-- Begin Provided records --

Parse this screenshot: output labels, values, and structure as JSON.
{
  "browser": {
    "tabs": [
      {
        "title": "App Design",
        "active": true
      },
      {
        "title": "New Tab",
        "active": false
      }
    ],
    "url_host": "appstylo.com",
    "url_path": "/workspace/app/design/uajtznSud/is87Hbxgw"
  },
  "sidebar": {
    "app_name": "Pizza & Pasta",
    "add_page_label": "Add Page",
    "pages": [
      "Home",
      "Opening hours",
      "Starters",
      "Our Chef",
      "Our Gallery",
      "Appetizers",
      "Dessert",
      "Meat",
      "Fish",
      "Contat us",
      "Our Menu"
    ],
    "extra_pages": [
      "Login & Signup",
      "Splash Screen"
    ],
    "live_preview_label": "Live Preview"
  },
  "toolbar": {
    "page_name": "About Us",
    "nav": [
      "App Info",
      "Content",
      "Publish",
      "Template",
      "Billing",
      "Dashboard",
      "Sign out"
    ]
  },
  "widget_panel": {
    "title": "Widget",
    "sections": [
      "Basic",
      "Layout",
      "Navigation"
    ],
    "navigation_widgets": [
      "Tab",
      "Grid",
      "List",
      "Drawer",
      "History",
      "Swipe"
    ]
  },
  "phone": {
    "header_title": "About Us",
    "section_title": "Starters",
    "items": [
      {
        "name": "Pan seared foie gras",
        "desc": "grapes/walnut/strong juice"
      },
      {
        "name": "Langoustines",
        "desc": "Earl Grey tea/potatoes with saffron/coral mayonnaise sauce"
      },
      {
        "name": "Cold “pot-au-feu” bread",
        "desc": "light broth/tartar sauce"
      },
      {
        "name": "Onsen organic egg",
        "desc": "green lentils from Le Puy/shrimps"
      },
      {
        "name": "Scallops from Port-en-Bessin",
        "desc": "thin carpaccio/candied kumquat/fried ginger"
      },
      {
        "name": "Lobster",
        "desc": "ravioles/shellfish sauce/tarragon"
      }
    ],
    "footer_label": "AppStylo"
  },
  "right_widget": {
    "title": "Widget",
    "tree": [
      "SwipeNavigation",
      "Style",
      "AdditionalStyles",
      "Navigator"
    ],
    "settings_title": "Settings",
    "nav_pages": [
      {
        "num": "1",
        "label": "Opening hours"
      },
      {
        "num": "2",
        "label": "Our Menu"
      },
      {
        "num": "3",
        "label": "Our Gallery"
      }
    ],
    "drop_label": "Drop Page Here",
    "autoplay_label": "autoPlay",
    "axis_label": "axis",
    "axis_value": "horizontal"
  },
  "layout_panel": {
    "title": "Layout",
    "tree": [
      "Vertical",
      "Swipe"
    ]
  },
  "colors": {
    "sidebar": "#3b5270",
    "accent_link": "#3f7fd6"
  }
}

-- End Provided records --

Goal:
Would you give the material above again, complete and exact?

Expected answer:
Parse this screenshot: output labels, values, and structure as JSON.
{
  "browser": {
    "tabs": [
      {
        "title": "App Design",
        "active": true
      },
      {
        "title": "New Tab",
        "active": false
      }
    ],
    "url_host": "appstylo.com",
    "url_path": "/workspace/app/design/uajtznSud/is87Hbxgw"
  },
  "sidebar": {
    "app_name": "Pizza & Pasta",
    "add_page_label": "Add Page",
    "pages": [
      "Home",
      "Opening hours",
      "Starters",
      "Our Chef",
      "Our Gallery",
      "Appetizers",
      "Dessert",
      "Meat",
      "Fish",
      "Contat us",
      "Our Menu"
    ],
    "extra_pages": [
      "Login & Signup",
      "Splash Screen"
    ],
    "live_preview_label": "Live Preview"
  },
  "toolbar": {
    "page_name": "About Us",
    "nav": [
      "App Info",
      "Content",
      "Publish",
      "Template",
      "Billing",
      "Dashboard",
      "Sign out"
    ]
  },
  "widget_panel": {
    "title": "Widget",
    "sections": [
      "Basic",
      "Layout",
      "Navigation"
    ],
    "navigation_widgets": [
      "Tab",
      "Grid",
      "List",
      "Drawer",
      "History",
      "Swipe"
    ]
  },
  "phone": {
    "header_title": "About Us",
    "section_title": "Starters",
    "items": [
      {
        "name": "Pan seared foie gras",
        "desc": "grapes/walnut/strong juice"
      },
      {
        "name": "Langoustines",
        "desc": "Earl Grey tea/potatoes with saffron/coral mayonnaise sauce"
      },
      {
        "name": "Cold “pot-au-feu” bread",
        "desc": "light broth/tartar sauce"
      },
      {
        "name": "Onsen organic egg",
        "desc": "green lentils from Le Puy/shrimps"
      },
      {
        "name": "Scallops from Port-en-Bessin",
        "desc": "thin carpaccio/candied kumquat/fried ginger"
      },
      {
        "name": "Lobster",
        "desc": "ravioles/shellfish sauce/tarragon"
      }
    ],
    "footer_label": "AppStylo"
  },
  "right_widget": {
    "title": "Widget",
    "tree": [
      "SwipeNavigation",
      "Style",
      "AdditionalStyles",
      "Navigator"
    ],
    "settings_title": "Settings",
    "nav_pages": [
      {
        "num": "1",
        "label": "Opening hours"
      },
      {
        "num": "2",
        "label": "Our Menu"
      },
      {
        "num": "3",
        "label": "Our Gallery"
      }
    ],
    "drop_label": "Drop Page Here",
    "autoplay_label": "autoPlay",
    "axis_label": "axis",
    "axis_value": "horizontal"
  },
  "layout_panel": {
    "title": "Layout",
    "tree": [
      "Vertical",
      "Swipe"
    ]
  },
  "colors": {
    "sidebar": "#3b5270",
    "accent_link": "#3f7fd6"
  }
}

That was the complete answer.